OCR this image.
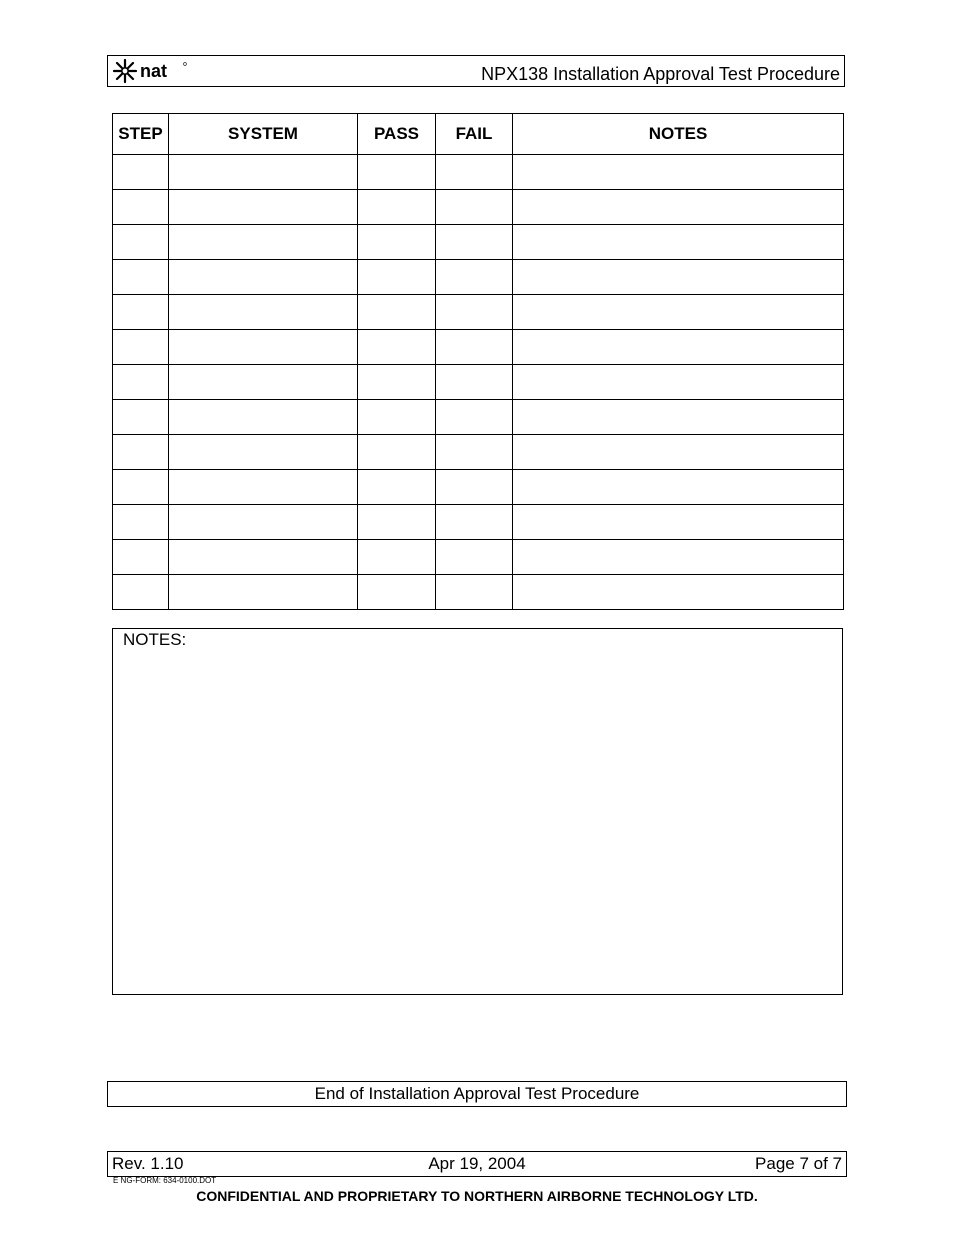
nat	NPX138 Installation Approval Test Procedure
STEP	SYSTEM	PASS	FAIL	NOTES

NOTES:
End of Installation Approval Test Procedure
Rev. 1.10	Apr 19, 2004	Page 7 of 7
E NG-FORM: 634-0100.DOT
CONFIDENTIAL AND PROPRIETARY TO NORTHERN AIRBORNE TECHNOLOGY LTD.
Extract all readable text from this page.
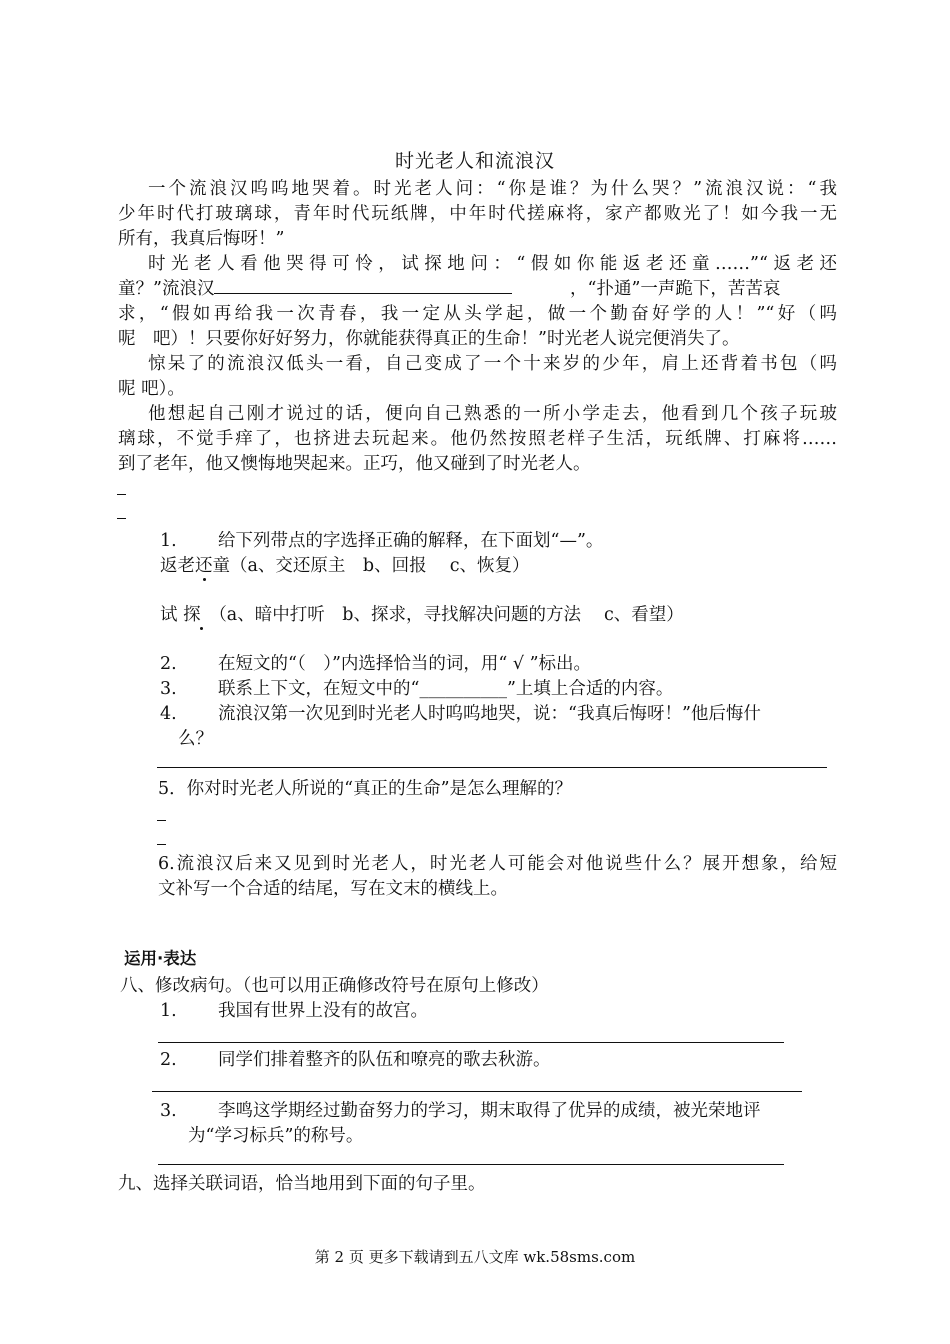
时光老人和流浪汉
一个流浪汉呜呜地哭着。时光老人问：“你是谁？为什么哭？”流浪汉说：“我
少年时代打玻璃球，青年时代玩纸牌，中年时代搓麻将，家产都败光了！如今我一无
所有，我真后悔呀！”
时光老人看他哭得可怜，试探地问：“假如你能返老还童……”“返老还
童？”流浪汉	，“扑通”一声跪下，苦苦哀
求，“假如再给我一次青春，我一定从头学起，做一个勤奋好学的人！”“好（吗
呢　吧）！只要你好好努力，你就能获得真正的生命！”时光老人说完便消失了。
惊呆了的流浪汉低头一看，自己变成了一个十来岁的少年，肩上还背着书包（吗
呢 吧）。
他想起自己刚才说过的话，便向自己熟悉的一所小学走去，他看到几个孩子玩玻
璃球，不觉手痒了，也挤进去玩起来。他仍然按照老样子生活，玩纸牌、打麻将……
到了老年，他又懊悔地哭起来。正巧，他又碰到了时光老人。
1. 给下列带点的字选择正确的解释，在下面划“—”。
返老还童（a、交还原主　b、回报　 c、恢复）
试 探　（a、暗中打听　b、探求，寻找解决问题的方法　 c、看望）
2. 在短文的“（　）”内选择恰当的词，用“ √ ”标出。
3. 联系上下文，在短文中的“__________”上填上合适的内容。
4. 流浪汉第一次见到时光老人时呜呜地哭，说：“我真后悔呀！”他后悔什
么？
5．你对时光老人所说的“真正的生命”是怎么理解的？
6.流浪汉后来又见到时光老人，时光老人可能会对他说些什么？展开想象，给短
文补写一个合适的结尾，写在文末的横线上。
运用·表达
八、修改病句。（也可以用正确修改符号在原句上修改）
1. 我国有世界上没有的故宫。
2. 同学们排着整齐的队伍和嘹亮的歌去秋游。
3. 李鸣这学期经过勤奋努力的学习，期末取得了优异的成绩，被光荣地评
为“学习标兵”的称号。
九、选择关联词语，恰当地用到下面的句子里。
第 2 页 更多下载请到五八文库 wk.58sms.com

##########

Gather each line of the listing that holds the string "Procedure".

nat	NPX138 Installation Approval Test Procedure
End of Installation Approval Test Procedure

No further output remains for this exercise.